TRY IT: Among the records below, find each line containing the word "vardagliga" and copy it.

PROVIDED DATA:
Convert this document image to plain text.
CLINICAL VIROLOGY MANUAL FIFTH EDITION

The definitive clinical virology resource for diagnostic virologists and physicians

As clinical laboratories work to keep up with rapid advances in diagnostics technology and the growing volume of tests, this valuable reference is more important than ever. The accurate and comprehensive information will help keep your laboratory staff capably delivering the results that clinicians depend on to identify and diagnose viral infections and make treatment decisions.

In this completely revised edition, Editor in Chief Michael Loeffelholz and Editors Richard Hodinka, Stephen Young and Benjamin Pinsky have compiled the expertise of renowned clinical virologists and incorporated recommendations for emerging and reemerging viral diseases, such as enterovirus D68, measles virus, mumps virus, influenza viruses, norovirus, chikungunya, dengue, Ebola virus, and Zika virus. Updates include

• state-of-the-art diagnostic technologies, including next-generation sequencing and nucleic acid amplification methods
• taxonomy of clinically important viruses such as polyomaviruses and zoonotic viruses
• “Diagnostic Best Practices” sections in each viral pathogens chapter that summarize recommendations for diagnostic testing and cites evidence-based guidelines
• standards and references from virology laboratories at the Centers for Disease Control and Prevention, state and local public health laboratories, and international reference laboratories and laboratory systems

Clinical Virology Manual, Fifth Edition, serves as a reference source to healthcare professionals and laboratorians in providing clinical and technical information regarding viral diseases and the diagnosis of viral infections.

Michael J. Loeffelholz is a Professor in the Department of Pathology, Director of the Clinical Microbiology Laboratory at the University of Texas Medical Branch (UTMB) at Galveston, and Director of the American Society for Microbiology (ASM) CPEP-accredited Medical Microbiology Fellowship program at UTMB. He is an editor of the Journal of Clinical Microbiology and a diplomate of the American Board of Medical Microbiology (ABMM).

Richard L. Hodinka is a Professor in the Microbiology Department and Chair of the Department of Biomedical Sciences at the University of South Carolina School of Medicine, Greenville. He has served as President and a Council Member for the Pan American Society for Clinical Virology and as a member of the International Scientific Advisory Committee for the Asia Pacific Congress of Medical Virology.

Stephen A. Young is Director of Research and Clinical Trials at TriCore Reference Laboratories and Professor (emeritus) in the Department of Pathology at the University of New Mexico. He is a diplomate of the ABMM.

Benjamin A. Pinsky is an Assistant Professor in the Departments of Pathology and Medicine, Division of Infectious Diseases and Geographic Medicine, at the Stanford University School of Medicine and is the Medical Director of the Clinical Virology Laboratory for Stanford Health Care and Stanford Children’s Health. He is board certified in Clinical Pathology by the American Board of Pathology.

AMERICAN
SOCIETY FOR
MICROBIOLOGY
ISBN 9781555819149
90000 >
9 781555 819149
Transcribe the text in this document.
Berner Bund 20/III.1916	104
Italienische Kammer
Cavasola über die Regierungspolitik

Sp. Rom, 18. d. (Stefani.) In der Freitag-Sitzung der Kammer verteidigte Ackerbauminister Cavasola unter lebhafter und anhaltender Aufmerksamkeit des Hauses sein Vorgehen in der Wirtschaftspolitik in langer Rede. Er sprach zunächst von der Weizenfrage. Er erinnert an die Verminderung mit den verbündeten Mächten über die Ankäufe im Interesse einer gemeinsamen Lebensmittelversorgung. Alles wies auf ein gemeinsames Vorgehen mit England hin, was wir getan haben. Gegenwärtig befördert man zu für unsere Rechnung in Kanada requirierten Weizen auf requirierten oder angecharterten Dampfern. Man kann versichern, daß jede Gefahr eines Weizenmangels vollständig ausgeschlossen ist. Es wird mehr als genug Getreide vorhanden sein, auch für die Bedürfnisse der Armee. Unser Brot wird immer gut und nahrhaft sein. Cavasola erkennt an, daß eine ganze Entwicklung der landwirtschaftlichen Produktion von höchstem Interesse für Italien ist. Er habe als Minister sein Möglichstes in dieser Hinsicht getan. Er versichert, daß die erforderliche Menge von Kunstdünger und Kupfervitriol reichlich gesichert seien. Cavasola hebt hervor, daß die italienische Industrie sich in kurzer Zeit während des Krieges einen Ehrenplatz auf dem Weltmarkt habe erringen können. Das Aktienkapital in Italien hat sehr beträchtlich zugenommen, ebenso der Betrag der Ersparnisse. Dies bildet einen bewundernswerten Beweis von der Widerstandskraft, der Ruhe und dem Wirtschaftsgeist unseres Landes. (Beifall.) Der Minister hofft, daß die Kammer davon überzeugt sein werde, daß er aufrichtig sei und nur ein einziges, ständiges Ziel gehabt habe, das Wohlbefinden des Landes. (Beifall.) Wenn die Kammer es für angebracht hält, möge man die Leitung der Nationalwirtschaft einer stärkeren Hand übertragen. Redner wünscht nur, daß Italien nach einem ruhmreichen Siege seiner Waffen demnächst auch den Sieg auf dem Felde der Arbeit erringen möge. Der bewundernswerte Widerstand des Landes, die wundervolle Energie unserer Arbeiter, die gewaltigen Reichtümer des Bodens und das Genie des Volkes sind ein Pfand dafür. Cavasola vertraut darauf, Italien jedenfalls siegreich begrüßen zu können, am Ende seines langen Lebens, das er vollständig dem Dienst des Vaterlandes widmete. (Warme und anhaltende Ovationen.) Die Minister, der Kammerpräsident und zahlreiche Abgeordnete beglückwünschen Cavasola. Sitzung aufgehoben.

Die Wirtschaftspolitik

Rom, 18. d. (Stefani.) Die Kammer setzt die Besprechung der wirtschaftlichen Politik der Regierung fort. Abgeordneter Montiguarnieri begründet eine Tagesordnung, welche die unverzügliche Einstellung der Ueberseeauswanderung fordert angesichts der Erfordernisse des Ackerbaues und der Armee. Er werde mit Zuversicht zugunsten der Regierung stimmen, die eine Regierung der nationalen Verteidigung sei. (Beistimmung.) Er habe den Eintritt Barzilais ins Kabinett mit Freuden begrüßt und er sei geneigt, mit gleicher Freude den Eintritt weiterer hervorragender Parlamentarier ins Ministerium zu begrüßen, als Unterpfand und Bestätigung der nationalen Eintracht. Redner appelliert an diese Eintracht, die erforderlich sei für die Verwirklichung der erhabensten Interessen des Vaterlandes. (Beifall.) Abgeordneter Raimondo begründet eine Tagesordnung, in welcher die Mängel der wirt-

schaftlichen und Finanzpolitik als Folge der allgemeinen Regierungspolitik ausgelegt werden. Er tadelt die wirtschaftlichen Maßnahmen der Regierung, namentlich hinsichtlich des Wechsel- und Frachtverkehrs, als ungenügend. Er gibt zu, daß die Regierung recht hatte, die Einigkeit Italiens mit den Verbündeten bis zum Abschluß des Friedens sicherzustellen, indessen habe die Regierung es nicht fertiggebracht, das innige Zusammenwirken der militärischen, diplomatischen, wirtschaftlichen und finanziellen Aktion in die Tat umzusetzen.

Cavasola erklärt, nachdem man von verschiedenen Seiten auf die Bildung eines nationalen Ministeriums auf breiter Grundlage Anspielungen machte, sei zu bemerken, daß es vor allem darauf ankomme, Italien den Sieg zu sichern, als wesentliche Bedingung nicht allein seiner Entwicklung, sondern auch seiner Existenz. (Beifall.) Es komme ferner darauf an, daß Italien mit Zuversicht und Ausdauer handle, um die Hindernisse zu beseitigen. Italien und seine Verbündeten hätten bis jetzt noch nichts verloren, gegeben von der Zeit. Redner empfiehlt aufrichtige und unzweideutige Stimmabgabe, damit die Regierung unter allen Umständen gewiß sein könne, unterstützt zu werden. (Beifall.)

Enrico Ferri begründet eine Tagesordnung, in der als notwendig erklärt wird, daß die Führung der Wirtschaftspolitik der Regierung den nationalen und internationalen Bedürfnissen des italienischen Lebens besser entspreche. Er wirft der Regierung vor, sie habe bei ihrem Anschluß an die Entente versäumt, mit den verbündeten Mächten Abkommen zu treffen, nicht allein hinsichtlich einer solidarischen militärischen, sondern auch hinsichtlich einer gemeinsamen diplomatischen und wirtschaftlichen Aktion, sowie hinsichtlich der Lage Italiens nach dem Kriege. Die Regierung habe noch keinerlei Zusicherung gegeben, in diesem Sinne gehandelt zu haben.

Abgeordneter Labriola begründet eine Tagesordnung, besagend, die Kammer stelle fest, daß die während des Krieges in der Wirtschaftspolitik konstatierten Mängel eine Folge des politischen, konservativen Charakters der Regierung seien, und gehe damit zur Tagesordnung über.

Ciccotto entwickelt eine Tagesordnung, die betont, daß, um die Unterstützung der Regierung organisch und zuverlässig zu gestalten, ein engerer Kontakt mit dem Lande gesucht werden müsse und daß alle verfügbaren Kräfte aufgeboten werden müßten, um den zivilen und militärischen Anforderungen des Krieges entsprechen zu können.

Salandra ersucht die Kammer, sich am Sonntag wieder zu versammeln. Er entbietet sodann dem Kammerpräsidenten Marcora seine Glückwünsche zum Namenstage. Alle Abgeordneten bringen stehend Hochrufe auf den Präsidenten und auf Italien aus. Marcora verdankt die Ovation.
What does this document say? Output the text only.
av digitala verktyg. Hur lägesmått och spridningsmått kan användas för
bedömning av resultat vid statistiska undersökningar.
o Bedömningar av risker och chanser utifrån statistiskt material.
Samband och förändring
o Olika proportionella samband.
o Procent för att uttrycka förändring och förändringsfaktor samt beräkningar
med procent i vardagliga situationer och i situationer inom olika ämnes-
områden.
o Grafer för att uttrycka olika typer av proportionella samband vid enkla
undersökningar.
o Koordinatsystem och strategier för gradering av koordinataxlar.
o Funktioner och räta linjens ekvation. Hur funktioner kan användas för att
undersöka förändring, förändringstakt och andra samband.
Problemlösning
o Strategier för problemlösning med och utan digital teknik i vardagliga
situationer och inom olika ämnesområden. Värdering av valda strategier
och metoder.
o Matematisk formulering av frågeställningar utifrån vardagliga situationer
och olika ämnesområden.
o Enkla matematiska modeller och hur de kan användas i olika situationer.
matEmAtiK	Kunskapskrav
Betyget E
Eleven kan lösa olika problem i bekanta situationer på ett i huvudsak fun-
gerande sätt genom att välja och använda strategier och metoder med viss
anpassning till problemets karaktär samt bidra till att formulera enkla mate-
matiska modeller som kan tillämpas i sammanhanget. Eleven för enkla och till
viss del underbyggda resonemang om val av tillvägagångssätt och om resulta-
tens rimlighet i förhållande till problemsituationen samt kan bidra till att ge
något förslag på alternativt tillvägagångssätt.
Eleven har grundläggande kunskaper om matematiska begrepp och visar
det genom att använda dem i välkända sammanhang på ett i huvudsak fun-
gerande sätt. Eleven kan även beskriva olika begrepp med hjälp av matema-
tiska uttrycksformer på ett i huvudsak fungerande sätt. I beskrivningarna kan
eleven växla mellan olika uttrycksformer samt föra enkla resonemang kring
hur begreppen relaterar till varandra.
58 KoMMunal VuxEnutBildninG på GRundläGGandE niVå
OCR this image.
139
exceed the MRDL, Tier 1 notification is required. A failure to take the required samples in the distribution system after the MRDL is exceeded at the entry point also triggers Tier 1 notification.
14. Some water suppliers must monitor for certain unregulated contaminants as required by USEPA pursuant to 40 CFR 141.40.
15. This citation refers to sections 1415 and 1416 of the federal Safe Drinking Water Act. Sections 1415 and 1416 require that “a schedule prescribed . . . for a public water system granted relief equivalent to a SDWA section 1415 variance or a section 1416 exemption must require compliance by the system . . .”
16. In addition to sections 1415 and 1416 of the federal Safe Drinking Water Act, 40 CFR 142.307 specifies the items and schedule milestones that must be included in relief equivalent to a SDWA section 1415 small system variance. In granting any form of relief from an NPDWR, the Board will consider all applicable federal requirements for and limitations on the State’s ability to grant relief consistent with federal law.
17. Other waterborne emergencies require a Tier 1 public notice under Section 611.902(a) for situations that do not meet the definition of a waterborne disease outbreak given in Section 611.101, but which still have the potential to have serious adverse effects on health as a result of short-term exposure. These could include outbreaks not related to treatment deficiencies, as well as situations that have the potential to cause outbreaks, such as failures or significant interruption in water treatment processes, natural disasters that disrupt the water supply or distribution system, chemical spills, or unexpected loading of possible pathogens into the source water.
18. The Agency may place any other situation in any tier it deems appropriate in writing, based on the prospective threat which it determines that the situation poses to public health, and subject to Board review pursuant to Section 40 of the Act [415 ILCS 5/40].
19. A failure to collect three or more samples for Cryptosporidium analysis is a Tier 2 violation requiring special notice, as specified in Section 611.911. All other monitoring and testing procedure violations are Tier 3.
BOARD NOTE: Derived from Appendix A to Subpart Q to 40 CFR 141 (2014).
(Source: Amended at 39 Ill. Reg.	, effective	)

EXPECTED ANSWER:
med procent i vardagliga situationer och i situationer inom olika ämnes-
o Strategier för problemlösning med och utan digital teknik i vardagliga
o Matematisk formulering av frågeställningar utifrån vardagliga situationer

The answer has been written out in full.